** start Extracted entries **
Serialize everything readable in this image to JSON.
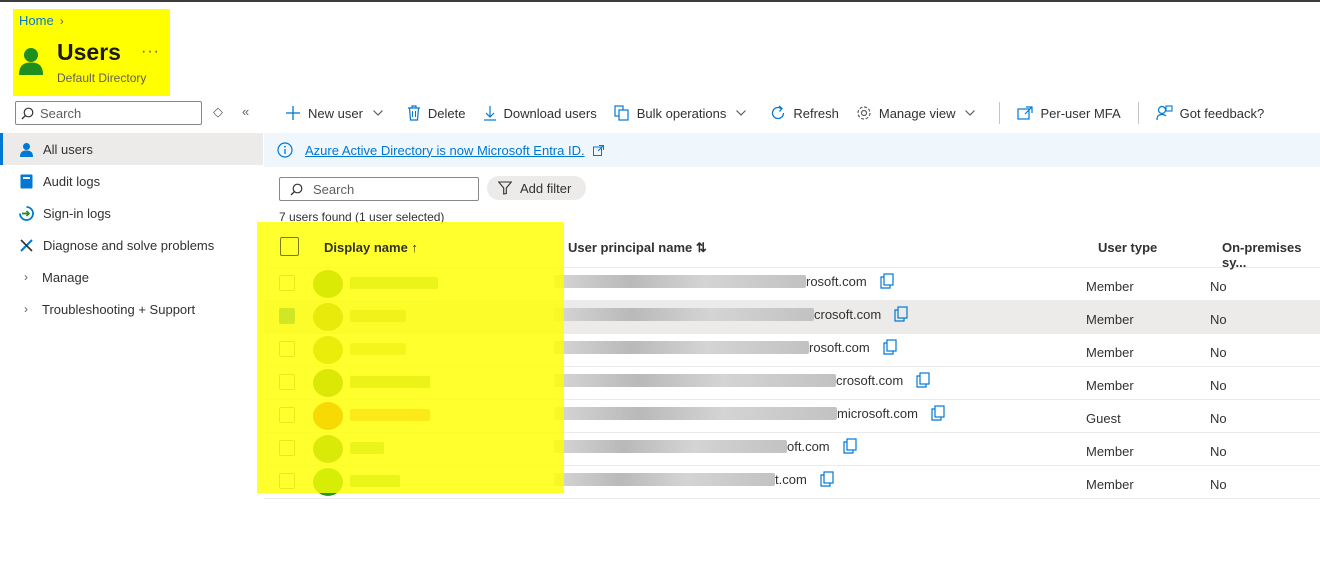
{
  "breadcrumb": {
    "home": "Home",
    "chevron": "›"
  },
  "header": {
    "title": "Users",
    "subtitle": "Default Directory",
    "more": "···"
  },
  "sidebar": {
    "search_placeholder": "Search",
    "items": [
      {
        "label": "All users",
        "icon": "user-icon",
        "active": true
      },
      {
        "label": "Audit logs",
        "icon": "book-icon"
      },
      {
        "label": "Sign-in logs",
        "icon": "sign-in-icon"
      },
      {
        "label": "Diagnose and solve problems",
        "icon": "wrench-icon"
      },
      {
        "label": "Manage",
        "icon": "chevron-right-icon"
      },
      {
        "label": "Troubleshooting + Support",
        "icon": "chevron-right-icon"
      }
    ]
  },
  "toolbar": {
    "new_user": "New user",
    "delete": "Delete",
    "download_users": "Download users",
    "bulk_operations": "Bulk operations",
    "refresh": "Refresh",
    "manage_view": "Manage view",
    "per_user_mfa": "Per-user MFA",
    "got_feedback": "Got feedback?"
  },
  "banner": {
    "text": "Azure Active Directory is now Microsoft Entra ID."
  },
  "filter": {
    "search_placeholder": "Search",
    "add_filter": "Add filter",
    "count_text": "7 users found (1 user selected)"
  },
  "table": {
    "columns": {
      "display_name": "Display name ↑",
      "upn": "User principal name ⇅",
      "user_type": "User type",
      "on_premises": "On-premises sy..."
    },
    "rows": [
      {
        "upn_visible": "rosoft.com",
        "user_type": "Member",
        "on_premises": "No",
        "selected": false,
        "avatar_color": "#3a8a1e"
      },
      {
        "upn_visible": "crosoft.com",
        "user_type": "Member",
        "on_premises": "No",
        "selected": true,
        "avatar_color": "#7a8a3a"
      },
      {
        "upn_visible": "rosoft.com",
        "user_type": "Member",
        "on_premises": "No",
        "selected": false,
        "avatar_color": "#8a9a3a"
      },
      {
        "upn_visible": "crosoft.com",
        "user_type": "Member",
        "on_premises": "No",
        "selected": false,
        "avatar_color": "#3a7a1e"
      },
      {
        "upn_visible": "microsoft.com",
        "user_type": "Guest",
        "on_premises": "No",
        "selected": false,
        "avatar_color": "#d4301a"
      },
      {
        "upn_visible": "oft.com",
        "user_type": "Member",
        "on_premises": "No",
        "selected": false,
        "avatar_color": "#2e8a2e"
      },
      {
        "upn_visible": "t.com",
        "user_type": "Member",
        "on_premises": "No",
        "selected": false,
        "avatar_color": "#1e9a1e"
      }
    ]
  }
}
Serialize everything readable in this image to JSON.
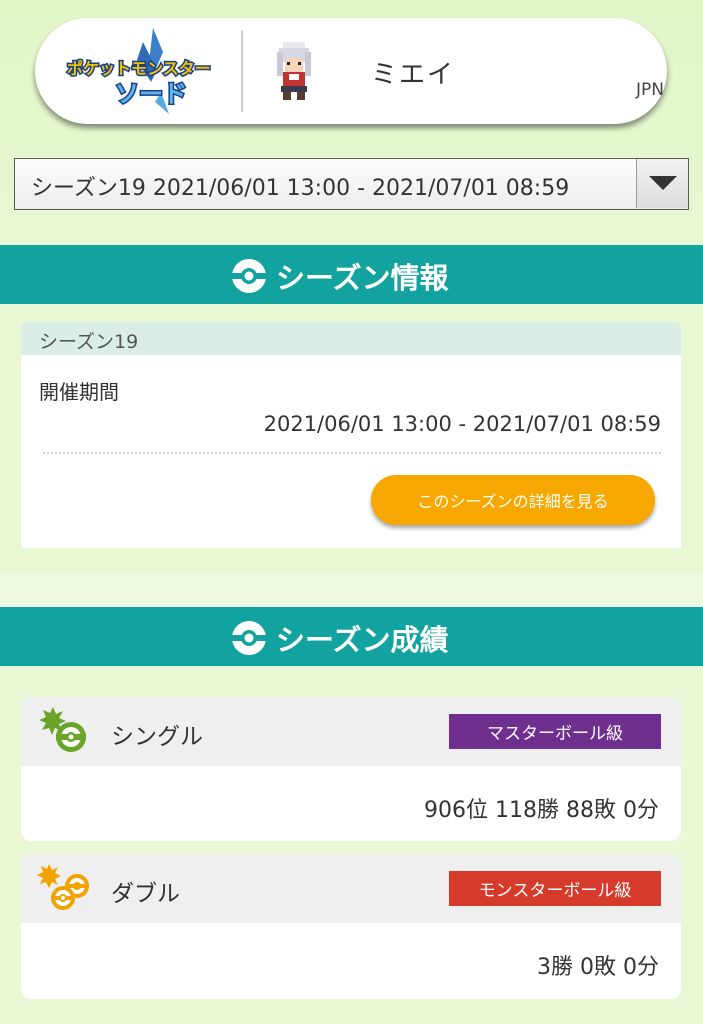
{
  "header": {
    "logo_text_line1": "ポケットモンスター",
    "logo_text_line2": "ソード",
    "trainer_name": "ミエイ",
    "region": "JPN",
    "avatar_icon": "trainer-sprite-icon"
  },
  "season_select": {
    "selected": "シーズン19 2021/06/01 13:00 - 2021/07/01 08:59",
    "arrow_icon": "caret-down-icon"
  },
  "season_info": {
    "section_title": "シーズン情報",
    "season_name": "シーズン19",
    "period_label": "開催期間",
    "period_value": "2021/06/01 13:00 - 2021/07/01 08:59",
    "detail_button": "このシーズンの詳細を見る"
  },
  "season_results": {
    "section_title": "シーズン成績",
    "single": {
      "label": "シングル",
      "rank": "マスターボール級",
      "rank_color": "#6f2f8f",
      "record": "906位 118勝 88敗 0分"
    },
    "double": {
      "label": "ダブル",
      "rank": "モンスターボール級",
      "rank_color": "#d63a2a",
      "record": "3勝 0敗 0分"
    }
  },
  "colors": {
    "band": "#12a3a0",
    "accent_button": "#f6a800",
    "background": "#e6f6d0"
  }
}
** end Extracted entries **
## Work to do:
Print every entry exactly as written, without the pictures.

## Output below:
Serialize everything readable in this image to JSON.
{
  "breadcrumb": {
    "home": "Home",
    "chevron": "›"
  },
  "header": {
    "title": "Users",
    "subtitle": "Default Directory",
    "more": "···"
  },
  "sidebar": {
    "search_placeholder": "Search",
    "items": [
      {
        "label": "All users",
        "icon": "user-icon",
        "active": true
      },
      {
        "label": "Audit logs",
        "icon": "book-icon"
      },
      {
        "label": "Sign-in logs",
        "icon": "sign-in-icon"
      },
      {
        "label": "Diagnose and solve problems",
        "icon": "wrench-icon"
      },
      {
        "label": "Manage",
        "icon": "chevron-right-icon"
      },
      {
        "label": "Troubleshooting + Support",
        "icon": "chevron-right-icon"
      }
    ]
  },
  "toolbar": {
    "new_user": "New user",
    "delete": "Delete",
    "download_users": "Download users",
    "bulk_operations": "Bulk operations",
    "refresh": "Refresh",
    "manage_view": "Manage view",
    "per_user_mfa": "Per-user MFA",
    "got_feedback": "Got feedback?"
  },
  "banner": {
    "text": "Azure Active Directory is now Microsoft Entra ID."
  },
  "filter": {
    "search_placeholder": "Search",
    "add_filter": "Add filter",
    "count_text": "7 users found (1 user selected)"
  },
  "table": {
    "columns": {
      "display_name": "Display name ↑",
      "upn": "User principal name ⇅",
      "user_type": "User type",
      "on_premises": "On-premises sy..."
    },
    "rows": [
      {
        "upn_visible": "rosoft.com",
        "user_type": "Member",
        "on_premises": "No",
        "selected": false,
        "avatar_color": "#3a8a1e"
      },
      {
        "upn_visible": "crosoft.com",
        "user_type": "Member",
        "on_premises": "No",
        "selected": true,
        "avatar_color": "#7a8a3a"
      },
      {
        "upn_visible": "rosoft.com",
        "user_type": "Member",
        "on_premises": "No",
        "selected": false,
        "avatar_color": "#8a9a3a"
      },
      {
        "upn_visible": "crosoft.com",
        "user_type": "Member",
        "on_premises": "No",
        "selected": false,
        "avatar_color": "#3a7a1e"
      },
      {
        "upn_visible": "microsoft.com",
        "user_type": "Guest",
        "on_premises": "No",
        "selected": false,
        "avatar_color": "#d4301a"
      },
      {
        "upn_visible": "oft.com",
        "user_type": "Member",
        "on_premises": "No",
        "selected": false,
        "avatar_color": "#2e8a2e"
      },
      {
        "upn_visible": "t.com",
        "user_type": "Member",
        "on_premises": "No",
        "selected": false,
        "avatar_color": "#1e9a1e"
      }
    ]
  }
}
Serialize everything readable in this image to JSON.
{
  "header": {
    "logo_text_line1": "ポケットモンスター",
    "logo_text_line2": "ソード",
    "trainer_name": "ミエイ",
    "region": "JPN",
    "avatar_icon": "trainer-sprite-icon"
  },
  "season_select": {
    "selected": "シーズン19 2021/06/01 13:00 - 2021/07/01 08:59",
    "arrow_icon": "caret-down-icon"
  },
  "season_info": {
    "section_title": "シーズン情報",
    "season_name": "シーズン19",
    "period_label": "開催期間",
    "period_value": "2021/06/01 13:00 - 2021/07/01 08:59",
    "detail_button": "このシーズンの詳細を見る"
  },
  "season_results": {
    "section_title": "シーズン成績",
    "single": {
      "label": "シングル",
      "rank": "マスターボール級",
      "rank_color": "#6f2f8f",
      "record": "906位 118勝 88敗 0分"
    },
    "double": {
      "label": "ダブル",
      "rank": "モンスターボール級",
      "rank_color": "#d63a2a",
      "record": "3勝 0敗 0分"
    }
  },
  "colors": {
    "band": "#12a3a0",
    "accent_button": "#f6a800",
    "background": "#e6f6d0"
  }
}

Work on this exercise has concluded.